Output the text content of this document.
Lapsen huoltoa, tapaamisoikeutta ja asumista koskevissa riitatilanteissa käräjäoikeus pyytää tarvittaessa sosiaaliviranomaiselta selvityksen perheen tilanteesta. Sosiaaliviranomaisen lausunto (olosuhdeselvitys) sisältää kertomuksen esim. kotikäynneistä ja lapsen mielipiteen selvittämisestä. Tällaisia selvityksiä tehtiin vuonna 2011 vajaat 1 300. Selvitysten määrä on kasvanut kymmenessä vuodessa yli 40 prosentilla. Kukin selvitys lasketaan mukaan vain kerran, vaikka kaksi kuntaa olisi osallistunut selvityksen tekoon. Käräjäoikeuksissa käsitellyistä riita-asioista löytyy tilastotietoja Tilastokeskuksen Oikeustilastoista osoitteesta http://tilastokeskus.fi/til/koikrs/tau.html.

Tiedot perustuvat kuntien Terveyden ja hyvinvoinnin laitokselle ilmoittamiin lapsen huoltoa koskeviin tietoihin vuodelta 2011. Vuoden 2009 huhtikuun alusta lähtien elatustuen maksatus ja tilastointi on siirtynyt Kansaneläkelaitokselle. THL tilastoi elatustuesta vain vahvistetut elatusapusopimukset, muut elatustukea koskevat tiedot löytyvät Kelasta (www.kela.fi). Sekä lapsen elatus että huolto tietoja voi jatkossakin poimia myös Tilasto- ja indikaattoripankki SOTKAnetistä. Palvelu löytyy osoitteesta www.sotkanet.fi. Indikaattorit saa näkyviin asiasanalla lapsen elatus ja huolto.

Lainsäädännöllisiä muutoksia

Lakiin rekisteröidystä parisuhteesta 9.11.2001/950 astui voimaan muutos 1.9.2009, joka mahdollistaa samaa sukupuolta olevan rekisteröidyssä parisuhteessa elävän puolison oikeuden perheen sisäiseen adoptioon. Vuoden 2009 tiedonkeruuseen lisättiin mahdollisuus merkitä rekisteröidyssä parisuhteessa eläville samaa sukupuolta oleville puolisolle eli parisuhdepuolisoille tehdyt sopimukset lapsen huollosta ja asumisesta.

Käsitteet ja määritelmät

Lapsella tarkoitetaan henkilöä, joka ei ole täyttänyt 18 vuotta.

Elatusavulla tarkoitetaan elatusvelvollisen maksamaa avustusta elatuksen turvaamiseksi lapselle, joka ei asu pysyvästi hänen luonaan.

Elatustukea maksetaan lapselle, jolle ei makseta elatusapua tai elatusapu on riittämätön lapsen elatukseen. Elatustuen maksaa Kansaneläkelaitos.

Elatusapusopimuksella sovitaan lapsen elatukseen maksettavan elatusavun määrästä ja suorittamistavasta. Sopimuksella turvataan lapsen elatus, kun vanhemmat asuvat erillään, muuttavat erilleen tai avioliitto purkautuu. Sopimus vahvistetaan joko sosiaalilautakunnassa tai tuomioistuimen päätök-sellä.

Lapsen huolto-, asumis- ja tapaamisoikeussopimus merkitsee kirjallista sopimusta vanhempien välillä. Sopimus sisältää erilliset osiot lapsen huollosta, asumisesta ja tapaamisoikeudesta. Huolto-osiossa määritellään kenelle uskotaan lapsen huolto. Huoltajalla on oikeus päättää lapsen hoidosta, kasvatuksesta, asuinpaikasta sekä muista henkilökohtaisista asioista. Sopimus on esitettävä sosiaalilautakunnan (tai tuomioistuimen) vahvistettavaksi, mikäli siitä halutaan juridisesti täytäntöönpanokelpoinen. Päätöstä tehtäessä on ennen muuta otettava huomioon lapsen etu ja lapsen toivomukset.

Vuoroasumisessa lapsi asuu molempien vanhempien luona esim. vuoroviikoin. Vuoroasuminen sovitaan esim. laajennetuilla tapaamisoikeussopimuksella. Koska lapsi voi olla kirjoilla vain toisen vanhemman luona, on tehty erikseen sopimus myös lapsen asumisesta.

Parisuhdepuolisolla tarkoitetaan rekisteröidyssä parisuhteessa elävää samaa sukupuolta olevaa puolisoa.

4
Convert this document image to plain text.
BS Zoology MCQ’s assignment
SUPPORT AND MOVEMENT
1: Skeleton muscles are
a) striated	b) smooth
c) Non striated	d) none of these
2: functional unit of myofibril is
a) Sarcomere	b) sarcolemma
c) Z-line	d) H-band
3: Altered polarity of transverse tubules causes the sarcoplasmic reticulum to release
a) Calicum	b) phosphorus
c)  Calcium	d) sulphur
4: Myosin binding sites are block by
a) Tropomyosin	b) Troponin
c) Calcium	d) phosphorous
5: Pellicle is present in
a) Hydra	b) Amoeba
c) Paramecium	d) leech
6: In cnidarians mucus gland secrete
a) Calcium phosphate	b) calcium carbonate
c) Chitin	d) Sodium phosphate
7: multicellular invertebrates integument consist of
━━━━
> [Set exercise] Find the word "this" in the entries, and copy every line it shows up in.

> [The output]
Output the text content of this document.
Convert this document image to plain text.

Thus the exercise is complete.